Return the complete listing that follows, with each line reproduced exactly.

* BEGIN RECORDS SHOWN *

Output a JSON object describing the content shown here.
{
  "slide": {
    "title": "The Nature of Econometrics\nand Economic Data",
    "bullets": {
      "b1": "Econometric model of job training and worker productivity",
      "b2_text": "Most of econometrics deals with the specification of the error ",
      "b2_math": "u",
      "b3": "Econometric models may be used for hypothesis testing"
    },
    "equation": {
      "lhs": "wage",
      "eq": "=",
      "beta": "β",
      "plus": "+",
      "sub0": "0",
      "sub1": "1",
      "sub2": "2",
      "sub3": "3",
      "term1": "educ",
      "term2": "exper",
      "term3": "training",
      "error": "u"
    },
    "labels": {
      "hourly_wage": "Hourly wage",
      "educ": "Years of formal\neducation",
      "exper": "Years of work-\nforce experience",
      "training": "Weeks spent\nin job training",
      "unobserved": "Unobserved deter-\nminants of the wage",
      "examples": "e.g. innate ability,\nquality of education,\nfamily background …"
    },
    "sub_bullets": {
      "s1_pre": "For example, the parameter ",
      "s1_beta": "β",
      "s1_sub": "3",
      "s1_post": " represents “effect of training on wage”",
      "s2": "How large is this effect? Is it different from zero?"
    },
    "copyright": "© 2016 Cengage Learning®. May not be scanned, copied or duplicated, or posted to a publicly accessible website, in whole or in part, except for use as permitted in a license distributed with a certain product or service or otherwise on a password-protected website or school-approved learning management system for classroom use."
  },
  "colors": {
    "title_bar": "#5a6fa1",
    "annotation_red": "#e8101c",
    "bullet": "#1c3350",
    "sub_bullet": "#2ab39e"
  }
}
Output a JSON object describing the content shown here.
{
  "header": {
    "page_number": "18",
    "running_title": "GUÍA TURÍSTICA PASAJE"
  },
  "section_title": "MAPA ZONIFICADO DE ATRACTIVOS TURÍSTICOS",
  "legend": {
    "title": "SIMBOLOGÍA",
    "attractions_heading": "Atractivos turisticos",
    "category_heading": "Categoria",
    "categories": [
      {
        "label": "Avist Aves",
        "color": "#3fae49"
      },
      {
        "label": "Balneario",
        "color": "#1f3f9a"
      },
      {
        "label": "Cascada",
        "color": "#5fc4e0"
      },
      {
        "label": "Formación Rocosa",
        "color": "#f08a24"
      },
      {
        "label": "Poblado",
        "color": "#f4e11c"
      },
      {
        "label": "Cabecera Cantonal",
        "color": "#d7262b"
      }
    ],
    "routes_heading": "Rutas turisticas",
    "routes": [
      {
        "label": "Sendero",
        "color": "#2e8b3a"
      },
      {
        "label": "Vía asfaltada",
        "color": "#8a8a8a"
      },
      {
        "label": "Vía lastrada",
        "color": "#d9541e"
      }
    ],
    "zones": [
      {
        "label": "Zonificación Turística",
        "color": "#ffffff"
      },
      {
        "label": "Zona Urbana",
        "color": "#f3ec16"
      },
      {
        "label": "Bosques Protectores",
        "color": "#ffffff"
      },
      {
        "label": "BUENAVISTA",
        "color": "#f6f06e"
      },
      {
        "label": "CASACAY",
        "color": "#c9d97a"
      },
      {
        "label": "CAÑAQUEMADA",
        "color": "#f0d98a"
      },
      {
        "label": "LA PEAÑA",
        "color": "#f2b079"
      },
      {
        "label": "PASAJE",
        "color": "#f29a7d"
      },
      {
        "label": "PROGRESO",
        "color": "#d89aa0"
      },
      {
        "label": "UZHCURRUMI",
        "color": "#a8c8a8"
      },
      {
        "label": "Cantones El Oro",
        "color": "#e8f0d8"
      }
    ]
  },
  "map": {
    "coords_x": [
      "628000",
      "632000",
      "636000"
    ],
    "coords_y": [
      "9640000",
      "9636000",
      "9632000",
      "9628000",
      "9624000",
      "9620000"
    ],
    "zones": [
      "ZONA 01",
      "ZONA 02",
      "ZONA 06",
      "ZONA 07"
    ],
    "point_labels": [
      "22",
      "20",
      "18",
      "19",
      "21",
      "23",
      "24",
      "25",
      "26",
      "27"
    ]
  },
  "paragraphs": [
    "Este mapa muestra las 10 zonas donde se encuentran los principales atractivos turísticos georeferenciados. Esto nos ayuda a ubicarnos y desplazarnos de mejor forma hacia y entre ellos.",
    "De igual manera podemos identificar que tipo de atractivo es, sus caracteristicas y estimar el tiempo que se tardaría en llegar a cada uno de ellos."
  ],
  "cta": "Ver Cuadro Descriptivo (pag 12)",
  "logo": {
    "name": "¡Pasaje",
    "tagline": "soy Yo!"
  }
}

* END RECORDS SHOWN *

RESULT OF THE EXERCISE:
Output a JSON object describing the content shown here.
{
  "slide": {
    "title": "The Nature of Econometrics\nand Economic Data",
    "bullets": {
      "b1": "Econometric model of job training and worker productivity",
      "b2_text": "Most of econometrics deals with the specification of the error ",
      "b2_math": "u",
      "b3": "Econometric models may be used for hypothesis testing"
    },
    "equation": {
      "lhs": "wage",
      "eq": "=",
      "beta": "β",
      "plus": "+",
      "sub0": "0",
      "sub1": "1",
      "sub2": "2",
      "sub3": "3",
      "term1": "educ",
      "term2": "exper",
      "term3": "training",
      "error": "u"
    },
    "labels": {
      "hourly_wage": "Hourly wage",
      "educ": "Years of formal\neducation",
      "exper": "Years of work-\nforce experience",
      "training": "Weeks spent\nin job training",
      "unobserved": "Unobserved deter-\nminants of the wage",
      "examples": "e.g. innate ability,\nquality of education,\nfamily background …"
    },
    "sub_bullets": {
      "s1_pre": "For example, the parameter ",
      "s1_beta": "β",
      "s1_sub": "3",
      "s1_post": " represents “effect of training on wage”",
      "s2": "How large is this effect? Is it different from zero?"
    },
    "copyright": "© 2016 Cengage Learning®. May not be scanned, copied or duplicated, or posted to a publicly accessible website, in whole or in part, except for use as permitted in a license distributed with a certain product or service or otherwise on a password-protected website or school-approved learning management system for classroom use."
  },
  "colors": {
    "title_bar": "#5a6fa1",
    "annotation_red": "#e8101c",
    "bullet": "#1c3350",
    "sub_bullet": "#2ab39e"
  }
}
Output a JSON object describing the content shown here.
{
  "header": {
    "page_number": "18",
    "running_title": "GUÍA TURÍSTICA PASAJE"
  },
  "section_title": "MAPA ZONIFICADO DE ATRACTIVOS TURÍSTICOS",
  "legend": {
    "title": "SIMBOLOGÍA",
    "attractions_heading": "Atractivos turisticos",
    "category_heading": "Categoria",
    "categories": [
      {
        "label": "Avist Aves",
        "color": "#3fae49"
      },
      {
        "label": "Balneario",
        "color": "#1f3f9a"
      },
      {
        "label": "Cascada",
        "color": "#5fc4e0"
      },
      {
        "label": "Formación Rocosa",
        "color": "#f08a24"
      },
      {
        "label": "Poblado",
        "color": "#f4e11c"
      },
      {
        "label": "Cabecera Cantonal",
        "color": "#d7262b"
      }
    ],
    "routes_heading": "Rutas turisticas",
    "routes": [
      {
        "label": "Sendero",
        "color": "#2e8b3a"
      },
      {
        "label": "Vía asfaltada",
        "color": "#8a8a8a"
      },
      {
        "label": "Vía lastrada",
        "color": "#d9541e"
      }
    ],
    "zones": [
      {
        "label": "Zonificación Turística",
        "color": "#ffffff"
      },
      {
        "label": "Zona Urbana",
        "color": "#f3ec16"
      },
      {
        "label": "Bosques Protectores",
        "color": "#ffffff"
      },
      {
        "label": "BUENAVISTA",
        "color": "#f6f06e"
      },
      {
        "label": "CASACAY",
        "color": "#c9d97a"
      },
      {
        "label": "CAÑAQUEMADA",
        "color": "#f0d98a"
      },
      {
        "label": "LA PEAÑA",
        "color": "#f2b079"
      },
      {
        "label": "PASAJE",
        "color": "#f29a7d"
      },
      {
        "label": "PROGRESO",
        "color": "#d89aa0"
      },
      {
        "label": "UZHCURRUMI",
        "color": "#a8c8a8"
      },
      {
        "label": "Cantones El Oro",
        "color": "#e8f0d8"
      }
    ]
  },
  "map": {
    "coords_x": [
      "628000",
      "632000",
      "636000"
    ],
    "coords_y": [
      "9640000",
      "9636000",
      "9632000",
      "9628000",
      "9624000",
      "9620000"
    ],
    "zones": [
      "ZONA 01",
      "ZONA 02",
      "ZONA 06",
      "ZONA 07"
    ],
    "point_labels": [
      "22",
      "20",
      "18",
      "19",
      "21",
      "23",
      "24",
      "25",
      "26",
      "27"
    ]
  },
  "paragraphs": [
    "Este mapa muestra las 10 zonas donde se encuentran los principales atractivos turísticos georeferenciados. Esto nos ayuda a ubicarnos y desplazarnos de mejor forma hacia y entre ellos.",
    "De igual manera podemos identificar que tipo de atractivo es, sus caracteristicas y estimar el tiempo que se tardaría en llegar a cada uno de ellos."
  ],
  "cta": "Ver Cuadro Descriptivo (pag 12)",
  "logo": {
    "name": "¡Pasaje",
    "tagline": "soy Yo!"
  }
}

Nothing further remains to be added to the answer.